Task instructions
Copy the rows from the first one through the line containing "candle-body: [602, 189, 608, 218]", substituting "candlestick-body" for each occurrence of "candle-body" and keeping everything else the same.

Records to process

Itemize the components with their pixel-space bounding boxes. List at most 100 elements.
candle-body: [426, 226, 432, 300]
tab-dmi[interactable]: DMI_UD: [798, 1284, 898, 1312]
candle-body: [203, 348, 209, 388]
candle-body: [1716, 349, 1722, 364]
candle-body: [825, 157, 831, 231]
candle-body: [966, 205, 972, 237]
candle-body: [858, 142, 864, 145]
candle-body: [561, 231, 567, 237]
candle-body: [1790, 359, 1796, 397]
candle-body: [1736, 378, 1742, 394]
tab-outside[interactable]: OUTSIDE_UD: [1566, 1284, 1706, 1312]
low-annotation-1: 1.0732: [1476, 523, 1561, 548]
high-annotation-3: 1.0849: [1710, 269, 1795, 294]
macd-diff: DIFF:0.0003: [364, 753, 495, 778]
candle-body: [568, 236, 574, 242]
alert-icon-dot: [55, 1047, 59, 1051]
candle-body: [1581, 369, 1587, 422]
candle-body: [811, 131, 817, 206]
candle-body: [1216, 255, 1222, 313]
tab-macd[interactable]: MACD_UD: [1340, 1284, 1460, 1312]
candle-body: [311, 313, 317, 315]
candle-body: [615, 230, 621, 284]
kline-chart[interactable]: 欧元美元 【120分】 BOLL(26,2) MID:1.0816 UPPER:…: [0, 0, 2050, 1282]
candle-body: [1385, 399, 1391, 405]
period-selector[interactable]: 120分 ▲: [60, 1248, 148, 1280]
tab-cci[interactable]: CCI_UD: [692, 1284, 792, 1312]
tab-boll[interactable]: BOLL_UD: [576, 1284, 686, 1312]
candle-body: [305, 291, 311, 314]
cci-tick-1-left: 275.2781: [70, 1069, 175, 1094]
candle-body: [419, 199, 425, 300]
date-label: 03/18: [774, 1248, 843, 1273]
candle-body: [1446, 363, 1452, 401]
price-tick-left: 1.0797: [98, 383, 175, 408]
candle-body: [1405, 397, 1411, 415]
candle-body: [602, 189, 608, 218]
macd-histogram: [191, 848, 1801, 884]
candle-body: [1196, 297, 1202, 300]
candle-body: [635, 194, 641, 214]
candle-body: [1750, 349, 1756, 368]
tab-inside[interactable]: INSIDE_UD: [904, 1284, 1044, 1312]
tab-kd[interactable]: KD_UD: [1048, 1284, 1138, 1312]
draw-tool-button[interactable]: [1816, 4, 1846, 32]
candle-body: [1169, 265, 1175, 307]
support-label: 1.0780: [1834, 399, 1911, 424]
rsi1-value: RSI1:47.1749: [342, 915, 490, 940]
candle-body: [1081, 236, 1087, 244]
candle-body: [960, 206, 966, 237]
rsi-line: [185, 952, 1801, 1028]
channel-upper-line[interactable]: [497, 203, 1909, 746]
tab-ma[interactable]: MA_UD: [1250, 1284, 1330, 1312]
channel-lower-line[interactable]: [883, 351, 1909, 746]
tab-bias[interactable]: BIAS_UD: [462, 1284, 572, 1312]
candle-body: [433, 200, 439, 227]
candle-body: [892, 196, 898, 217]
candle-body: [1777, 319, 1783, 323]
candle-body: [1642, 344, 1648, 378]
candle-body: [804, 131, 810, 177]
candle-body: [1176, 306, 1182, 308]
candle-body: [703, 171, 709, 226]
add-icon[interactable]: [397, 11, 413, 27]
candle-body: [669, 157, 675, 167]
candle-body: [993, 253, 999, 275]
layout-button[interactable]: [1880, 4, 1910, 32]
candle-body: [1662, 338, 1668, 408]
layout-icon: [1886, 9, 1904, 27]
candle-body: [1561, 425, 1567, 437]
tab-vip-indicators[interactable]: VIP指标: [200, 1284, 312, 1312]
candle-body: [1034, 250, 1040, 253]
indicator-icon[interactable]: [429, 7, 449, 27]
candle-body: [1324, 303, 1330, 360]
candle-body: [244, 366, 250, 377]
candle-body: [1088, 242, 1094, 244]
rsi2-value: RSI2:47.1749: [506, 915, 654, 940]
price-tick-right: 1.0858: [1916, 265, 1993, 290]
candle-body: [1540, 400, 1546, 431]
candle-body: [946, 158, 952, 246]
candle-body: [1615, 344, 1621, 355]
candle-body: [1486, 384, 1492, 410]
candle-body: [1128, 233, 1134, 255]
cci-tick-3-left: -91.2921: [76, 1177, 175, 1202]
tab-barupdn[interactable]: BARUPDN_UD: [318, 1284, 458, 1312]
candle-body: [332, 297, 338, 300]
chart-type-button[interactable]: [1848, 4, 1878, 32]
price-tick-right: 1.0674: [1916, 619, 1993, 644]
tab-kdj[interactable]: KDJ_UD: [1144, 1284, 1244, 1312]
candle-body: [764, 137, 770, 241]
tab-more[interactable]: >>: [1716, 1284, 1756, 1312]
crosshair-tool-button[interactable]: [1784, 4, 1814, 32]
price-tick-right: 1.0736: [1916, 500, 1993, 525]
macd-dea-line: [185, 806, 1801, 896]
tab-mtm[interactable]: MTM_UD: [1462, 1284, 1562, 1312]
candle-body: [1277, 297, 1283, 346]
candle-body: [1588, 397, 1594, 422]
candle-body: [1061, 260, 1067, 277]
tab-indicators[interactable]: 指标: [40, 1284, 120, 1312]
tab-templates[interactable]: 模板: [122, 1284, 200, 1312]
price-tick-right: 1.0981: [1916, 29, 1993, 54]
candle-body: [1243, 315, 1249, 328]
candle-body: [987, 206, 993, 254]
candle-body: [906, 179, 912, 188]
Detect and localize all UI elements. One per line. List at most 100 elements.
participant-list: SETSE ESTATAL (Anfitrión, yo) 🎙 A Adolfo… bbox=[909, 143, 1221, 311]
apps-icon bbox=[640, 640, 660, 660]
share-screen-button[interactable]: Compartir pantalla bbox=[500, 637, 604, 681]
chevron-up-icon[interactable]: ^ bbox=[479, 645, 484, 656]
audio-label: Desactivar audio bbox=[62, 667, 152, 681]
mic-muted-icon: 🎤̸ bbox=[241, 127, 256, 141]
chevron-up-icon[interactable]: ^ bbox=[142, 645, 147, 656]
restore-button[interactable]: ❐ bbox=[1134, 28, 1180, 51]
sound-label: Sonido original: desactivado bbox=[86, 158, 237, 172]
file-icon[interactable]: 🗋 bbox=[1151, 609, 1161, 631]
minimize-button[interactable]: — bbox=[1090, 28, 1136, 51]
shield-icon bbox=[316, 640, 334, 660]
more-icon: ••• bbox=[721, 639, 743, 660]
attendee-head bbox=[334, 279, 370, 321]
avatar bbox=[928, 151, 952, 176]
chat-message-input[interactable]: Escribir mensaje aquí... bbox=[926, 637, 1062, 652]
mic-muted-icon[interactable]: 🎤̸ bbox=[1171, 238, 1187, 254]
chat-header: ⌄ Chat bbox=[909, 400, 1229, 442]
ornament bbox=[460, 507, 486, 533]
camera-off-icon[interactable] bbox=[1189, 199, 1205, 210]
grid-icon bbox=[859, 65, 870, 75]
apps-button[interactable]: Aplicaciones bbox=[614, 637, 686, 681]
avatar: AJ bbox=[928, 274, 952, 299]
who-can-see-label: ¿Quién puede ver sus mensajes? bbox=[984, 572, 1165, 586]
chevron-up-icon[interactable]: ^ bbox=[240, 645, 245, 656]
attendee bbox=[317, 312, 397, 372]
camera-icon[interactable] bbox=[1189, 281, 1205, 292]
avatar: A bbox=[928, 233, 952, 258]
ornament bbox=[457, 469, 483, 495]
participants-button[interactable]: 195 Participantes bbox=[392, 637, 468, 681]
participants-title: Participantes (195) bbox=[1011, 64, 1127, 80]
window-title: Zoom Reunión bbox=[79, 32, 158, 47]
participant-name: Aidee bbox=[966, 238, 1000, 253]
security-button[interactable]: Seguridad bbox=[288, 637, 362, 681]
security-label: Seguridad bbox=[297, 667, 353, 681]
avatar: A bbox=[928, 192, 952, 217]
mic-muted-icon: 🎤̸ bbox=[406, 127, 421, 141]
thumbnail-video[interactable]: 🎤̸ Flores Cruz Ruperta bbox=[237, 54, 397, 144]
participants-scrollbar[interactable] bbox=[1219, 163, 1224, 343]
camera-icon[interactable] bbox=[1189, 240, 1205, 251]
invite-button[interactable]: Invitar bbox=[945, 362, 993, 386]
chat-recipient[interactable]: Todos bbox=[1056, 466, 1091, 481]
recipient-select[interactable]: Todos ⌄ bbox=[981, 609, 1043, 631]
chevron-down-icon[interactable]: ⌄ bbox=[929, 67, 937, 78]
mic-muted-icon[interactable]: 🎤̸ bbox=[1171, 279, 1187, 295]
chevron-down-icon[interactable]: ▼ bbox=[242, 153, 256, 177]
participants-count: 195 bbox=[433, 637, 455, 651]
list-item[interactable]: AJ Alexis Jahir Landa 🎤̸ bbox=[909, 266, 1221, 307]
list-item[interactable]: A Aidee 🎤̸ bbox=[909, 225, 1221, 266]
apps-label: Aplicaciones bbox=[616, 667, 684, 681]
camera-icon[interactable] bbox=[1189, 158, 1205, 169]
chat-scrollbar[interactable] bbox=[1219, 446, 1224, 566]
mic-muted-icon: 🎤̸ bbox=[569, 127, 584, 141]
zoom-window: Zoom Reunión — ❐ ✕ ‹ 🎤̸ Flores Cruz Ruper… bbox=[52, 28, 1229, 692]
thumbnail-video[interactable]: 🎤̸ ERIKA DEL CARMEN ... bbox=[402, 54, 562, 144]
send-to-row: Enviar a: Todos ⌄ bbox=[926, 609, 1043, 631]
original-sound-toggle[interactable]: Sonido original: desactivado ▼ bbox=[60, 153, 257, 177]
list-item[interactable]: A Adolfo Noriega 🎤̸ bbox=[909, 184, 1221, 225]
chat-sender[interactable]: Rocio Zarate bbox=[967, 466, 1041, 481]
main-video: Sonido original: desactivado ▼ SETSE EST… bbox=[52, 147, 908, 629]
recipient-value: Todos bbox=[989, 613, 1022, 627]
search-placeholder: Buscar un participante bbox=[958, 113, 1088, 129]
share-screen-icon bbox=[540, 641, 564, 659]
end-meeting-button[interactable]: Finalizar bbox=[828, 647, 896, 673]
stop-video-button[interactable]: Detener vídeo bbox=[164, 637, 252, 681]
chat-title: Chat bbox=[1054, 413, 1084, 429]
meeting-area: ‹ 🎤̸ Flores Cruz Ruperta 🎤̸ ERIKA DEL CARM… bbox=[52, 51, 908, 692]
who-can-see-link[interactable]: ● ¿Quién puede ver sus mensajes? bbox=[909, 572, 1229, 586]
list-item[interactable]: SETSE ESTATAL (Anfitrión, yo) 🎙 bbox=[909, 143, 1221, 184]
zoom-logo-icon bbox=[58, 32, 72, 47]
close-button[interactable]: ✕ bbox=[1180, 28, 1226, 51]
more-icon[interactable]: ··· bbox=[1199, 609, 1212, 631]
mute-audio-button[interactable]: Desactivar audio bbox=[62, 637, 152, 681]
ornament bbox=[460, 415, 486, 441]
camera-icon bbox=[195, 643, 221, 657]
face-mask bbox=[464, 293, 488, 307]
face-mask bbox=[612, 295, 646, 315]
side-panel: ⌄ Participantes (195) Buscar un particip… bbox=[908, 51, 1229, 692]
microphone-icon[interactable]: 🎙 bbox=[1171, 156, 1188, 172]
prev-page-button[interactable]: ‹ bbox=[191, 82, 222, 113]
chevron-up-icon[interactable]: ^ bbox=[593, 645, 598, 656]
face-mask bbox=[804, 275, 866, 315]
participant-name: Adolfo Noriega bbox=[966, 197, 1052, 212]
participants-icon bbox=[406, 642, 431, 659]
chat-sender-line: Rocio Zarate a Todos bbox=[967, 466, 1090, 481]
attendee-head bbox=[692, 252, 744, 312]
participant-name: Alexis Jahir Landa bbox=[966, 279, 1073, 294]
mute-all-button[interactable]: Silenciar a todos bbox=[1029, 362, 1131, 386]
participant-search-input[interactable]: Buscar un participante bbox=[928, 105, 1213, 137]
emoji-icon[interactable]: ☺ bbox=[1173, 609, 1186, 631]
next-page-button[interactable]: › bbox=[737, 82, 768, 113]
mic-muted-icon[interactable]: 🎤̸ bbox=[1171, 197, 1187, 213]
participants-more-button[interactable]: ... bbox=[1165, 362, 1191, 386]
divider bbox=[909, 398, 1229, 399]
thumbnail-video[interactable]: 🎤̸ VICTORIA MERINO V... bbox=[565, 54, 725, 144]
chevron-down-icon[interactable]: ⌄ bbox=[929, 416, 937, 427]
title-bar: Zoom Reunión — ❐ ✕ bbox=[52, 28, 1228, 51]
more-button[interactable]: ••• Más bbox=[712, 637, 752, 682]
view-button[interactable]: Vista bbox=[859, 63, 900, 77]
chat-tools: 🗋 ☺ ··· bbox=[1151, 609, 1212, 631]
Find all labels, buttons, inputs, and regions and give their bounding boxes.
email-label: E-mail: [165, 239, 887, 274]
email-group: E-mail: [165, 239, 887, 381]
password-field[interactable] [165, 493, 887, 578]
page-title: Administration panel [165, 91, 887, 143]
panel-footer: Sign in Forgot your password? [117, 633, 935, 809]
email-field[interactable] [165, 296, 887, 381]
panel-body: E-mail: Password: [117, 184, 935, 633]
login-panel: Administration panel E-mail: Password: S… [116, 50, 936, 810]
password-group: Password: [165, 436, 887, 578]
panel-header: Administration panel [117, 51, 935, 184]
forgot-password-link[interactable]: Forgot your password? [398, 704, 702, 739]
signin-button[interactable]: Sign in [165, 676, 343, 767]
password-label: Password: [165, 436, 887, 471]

Solution for this problem
Itemize the components with their pixel-space bounding boxes. List at most 100 elements.
candlestick-body: [426, 226, 432, 300]
tab-dmi[interactable]: DMI_UD: [798, 1284, 898, 1312]
candlestick-body: [203, 348, 209, 388]
candlestick-body: [1716, 349, 1722, 364]
candlestick-body: [825, 157, 831, 231]
candlestick-body: [966, 205, 972, 237]
candlestick-body: [858, 142, 864, 145]
candlestick-body: [561, 231, 567, 237]
candlestick-body: [1790, 359, 1796, 397]
candlestick-body: [1736, 378, 1742, 394]
tab-outside[interactable]: OUTSIDE_UD: [1566, 1284, 1706, 1312]
low-annotation-1: 1.0732: [1476, 523, 1561, 548]
high-annotation-3: 1.0849: [1710, 269, 1795, 294]
macd-diff: DIFF:0.0003: [364, 753, 495, 778]
candlestick-body: [568, 236, 574, 242]
alert-icon-dot: [55, 1047, 59, 1051]
candlestick-body: [1581, 369, 1587, 422]
candlestick-body: [811, 131, 817, 206]
candlestick-body: [1216, 255, 1222, 313]
tab-macd[interactable]: MACD_UD: [1340, 1284, 1460, 1312]
candlestick-body: [311, 313, 317, 315]
candlestick-body: [615, 230, 621, 284]
kline-chart[interactable]: 欧元美元 【120分】 BOLL(26,2) MID:1.0816 UPPER:…: [0, 0, 2050, 1282]
candlestick-body: [1385, 399, 1391, 405]
period-selector[interactable]: 120分 ▲: [60, 1248, 148, 1280]
tab-cci[interactable]: CCI_UD: [692, 1284, 792, 1312]
tab-boll[interactable]: BOLL_UD: [576, 1284, 686, 1312]
candlestick-body: [305, 291, 311, 314]
cci-tick-1-left: 275.2781: [70, 1069, 175, 1094]
candlestick-body: [419, 199, 425, 300]
date-label: 03/18: [774, 1248, 843, 1273]
candlestick-body: [1446, 363, 1452, 401]
price-tick-left: 1.0797: [98, 383, 175, 408]
candlestick-body: [1405, 397, 1411, 415]
candlestick-body: [602, 189, 608, 218]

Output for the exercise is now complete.